## Exercise details
Every line of the material that follows must be printed again exactly.

◇ ◇ ◇ ◇ ◇ ◇ ◇

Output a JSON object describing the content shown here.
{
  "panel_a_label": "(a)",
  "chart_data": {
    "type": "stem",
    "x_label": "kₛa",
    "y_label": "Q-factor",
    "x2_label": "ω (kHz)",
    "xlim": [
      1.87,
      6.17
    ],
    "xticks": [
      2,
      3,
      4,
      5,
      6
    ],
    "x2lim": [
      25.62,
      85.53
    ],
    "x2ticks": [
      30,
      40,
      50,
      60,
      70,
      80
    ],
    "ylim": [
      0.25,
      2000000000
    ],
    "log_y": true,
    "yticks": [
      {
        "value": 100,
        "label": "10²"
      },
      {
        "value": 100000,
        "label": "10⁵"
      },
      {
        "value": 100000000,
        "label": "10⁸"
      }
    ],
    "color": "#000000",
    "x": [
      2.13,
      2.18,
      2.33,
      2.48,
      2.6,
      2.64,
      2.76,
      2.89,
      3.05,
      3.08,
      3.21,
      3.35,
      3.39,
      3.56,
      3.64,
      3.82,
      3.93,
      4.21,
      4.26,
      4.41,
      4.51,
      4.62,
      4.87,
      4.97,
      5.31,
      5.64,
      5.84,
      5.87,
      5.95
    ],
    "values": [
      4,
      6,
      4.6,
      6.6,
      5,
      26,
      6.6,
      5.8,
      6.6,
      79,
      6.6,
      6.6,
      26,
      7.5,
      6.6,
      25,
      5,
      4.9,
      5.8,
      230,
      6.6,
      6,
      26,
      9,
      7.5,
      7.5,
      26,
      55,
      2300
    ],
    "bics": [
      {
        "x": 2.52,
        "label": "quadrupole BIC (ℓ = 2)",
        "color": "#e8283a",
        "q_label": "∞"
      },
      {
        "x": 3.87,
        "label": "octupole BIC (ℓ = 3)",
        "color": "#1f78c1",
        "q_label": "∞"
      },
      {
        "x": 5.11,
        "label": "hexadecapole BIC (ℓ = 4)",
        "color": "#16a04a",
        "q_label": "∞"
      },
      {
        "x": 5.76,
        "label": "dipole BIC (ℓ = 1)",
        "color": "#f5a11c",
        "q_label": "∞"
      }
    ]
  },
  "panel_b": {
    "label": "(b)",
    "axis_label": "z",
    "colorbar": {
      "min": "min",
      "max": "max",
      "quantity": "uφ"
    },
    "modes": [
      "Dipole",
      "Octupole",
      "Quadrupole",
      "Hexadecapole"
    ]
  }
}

◇ ◇ ◇ ◇ ◇ ◇ ◇

## Written answer
Output a JSON object describing the content shown here.
{
  "panel_a_label": "(a)",
  "chart_data": {
    "type": "stem",
    "x_label": "kₛa",
    "y_label": "Q-factor",
    "x2_label": "ω (kHz)",
    "xlim": [
      1.87,
      6.17
    ],
    "xticks": [
      2,
      3,
      4,
      5,
      6
    ],
    "x2lim": [
      25.62,
      85.53
    ],
    "x2ticks": [
      30,
      40,
      50,
      60,
      70,
      80
    ],
    "ylim": [
      0.25,
      2000000000
    ],
    "log_y": true,
    "yticks": [
      {
        "value": 100,
        "label": "10²"
      },
      {
        "value": 100000,
        "label": "10⁵"
      },
      {
        "value": 100000000,
        "label": "10⁸"
      }
    ],
    "color": "#000000",
    "x": [
      2.13,
      2.18,
      2.33,
      2.48,
      2.6,
      2.64,
      2.76,
      2.89,
      3.05,
      3.08,
      3.21,
      3.35,
      3.39,
      3.56,
      3.64,
      3.82,
      3.93,
      4.21,
      4.26,
      4.41,
      4.51,
      4.62,
      4.87,
      4.97,
      5.31,
      5.64,
      5.84,
      5.87,
      5.95
    ],
    "values": [
      4,
      6,
      4.6,
      6.6,
      5,
      26,
      6.6,
      5.8,
      6.6,
      79,
      6.6,
      6.6,
      26,
      7.5,
      6.6,
      25,
      5,
      4.9,
      5.8,
      230,
      6.6,
      6,
      26,
      9,
      7.5,
      7.5,
      26,
      55,
      2300
    ],
    "bics": [
      {
        "x": 2.52,
        "label": "quadrupole BIC (ℓ = 2)",
        "color": "#e8283a",
        "q_label": "∞"
      },
      {
        "x": 3.87,
        "label": "octupole BIC (ℓ = 3)",
        "color": "#1f78c1",
        "q_label": "∞"
      },
      {
        "x": 5.11,
        "label": "hexadecapole BIC (ℓ = 4)",
        "color": "#16a04a",
        "q_label": "∞"
      },
      {
        "x": 5.76,
        "label": "dipole BIC (ℓ = 1)",
        "color": "#f5a11c",
        "q_label": "∞"
      }
    ]
  },
  "panel_b": {
    "label": "(b)",
    "axis_label": "z",
    "colorbar": {
      "min": "min",
      "max": "max",
      "quantity": "uφ"
    },
    "modes": [
      "Dipole",
      "Octupole",
      "Quadrupole",
      "Hexadecapole"
    ]
  }
}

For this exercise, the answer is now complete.